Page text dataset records

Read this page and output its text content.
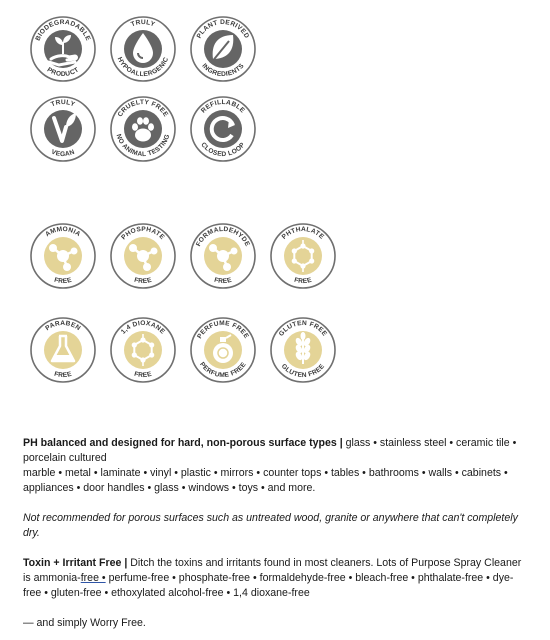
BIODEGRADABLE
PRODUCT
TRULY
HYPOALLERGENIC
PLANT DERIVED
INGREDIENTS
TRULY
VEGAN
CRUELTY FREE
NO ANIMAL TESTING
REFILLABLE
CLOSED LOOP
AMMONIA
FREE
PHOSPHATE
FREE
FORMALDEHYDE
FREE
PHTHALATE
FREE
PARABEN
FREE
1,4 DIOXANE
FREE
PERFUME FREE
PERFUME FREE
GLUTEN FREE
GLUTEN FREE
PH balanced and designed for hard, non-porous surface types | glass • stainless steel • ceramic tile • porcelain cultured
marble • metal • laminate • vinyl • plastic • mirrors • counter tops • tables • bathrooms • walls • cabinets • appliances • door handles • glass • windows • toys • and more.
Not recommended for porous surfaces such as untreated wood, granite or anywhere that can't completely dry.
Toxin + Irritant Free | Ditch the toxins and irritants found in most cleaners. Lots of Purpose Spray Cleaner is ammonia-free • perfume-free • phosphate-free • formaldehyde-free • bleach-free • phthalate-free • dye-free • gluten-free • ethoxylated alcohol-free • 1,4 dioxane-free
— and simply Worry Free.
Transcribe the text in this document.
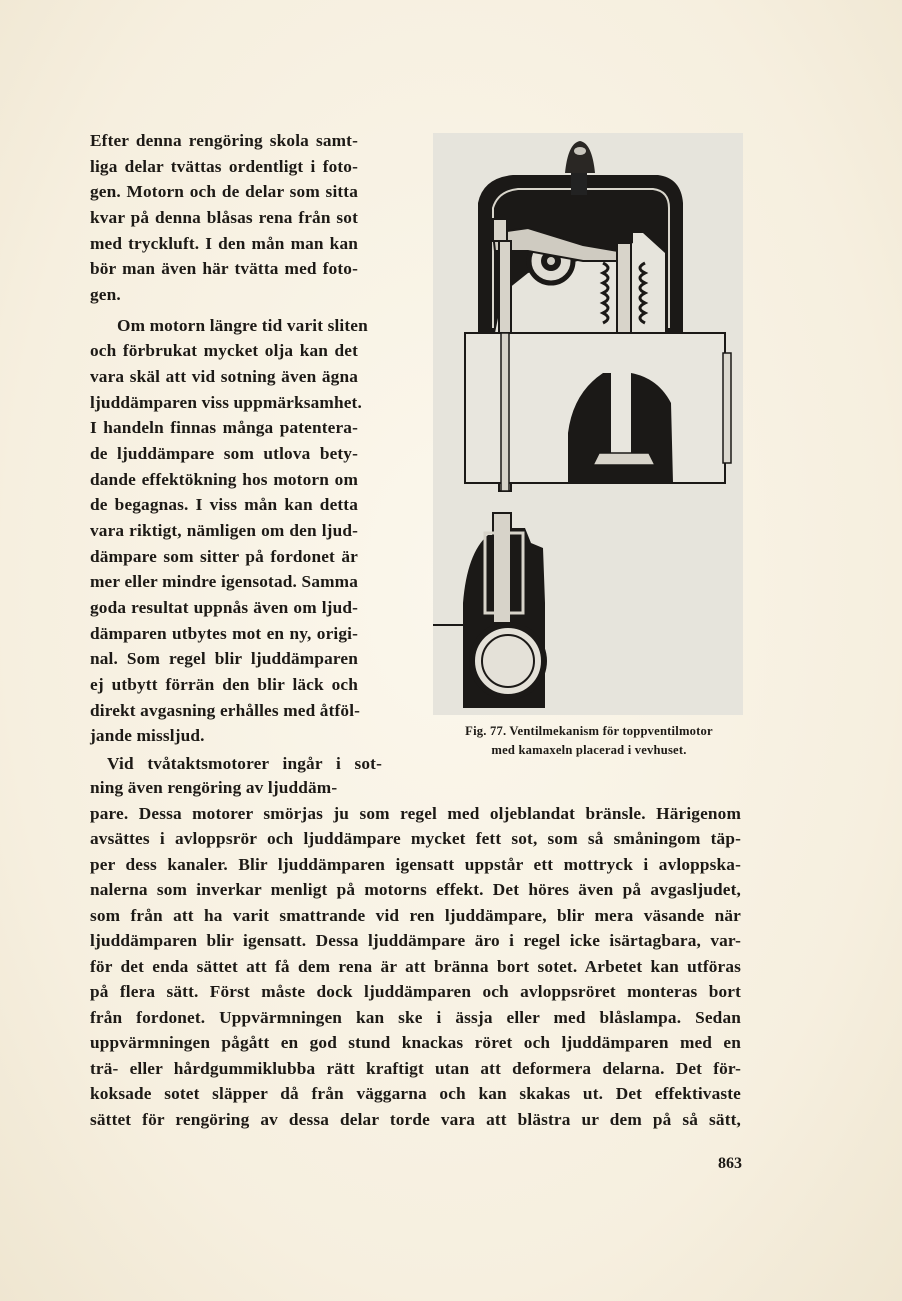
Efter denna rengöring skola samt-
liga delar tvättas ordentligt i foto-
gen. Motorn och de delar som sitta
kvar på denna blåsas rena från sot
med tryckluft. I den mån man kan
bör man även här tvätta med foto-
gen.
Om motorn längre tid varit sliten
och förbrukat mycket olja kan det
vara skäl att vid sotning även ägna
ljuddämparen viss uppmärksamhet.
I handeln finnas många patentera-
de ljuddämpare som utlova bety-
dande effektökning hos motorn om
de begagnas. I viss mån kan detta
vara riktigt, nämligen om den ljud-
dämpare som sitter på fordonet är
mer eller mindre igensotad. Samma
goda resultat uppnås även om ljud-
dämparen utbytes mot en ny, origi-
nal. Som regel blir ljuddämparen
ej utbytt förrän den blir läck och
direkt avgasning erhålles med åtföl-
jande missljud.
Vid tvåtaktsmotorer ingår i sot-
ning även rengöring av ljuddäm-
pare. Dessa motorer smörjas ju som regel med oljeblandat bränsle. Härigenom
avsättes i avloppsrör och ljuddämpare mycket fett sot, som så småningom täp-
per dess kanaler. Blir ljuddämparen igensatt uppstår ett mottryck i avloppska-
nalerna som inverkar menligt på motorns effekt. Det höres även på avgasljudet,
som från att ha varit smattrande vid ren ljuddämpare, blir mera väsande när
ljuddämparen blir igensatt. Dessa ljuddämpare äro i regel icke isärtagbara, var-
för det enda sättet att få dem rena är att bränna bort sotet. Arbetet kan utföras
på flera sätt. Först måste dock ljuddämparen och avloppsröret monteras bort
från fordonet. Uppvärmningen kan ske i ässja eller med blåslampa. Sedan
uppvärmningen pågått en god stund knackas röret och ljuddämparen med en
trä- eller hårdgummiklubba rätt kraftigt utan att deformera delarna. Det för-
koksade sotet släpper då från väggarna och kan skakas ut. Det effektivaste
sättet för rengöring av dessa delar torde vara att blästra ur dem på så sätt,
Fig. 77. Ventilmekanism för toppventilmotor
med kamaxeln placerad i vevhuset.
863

Your instructions | In the records above, find the lines holding "denna". Copy each one.

Task solution |
Efter denna rengöring skola samt-
kvar på denna blåsas rena från sot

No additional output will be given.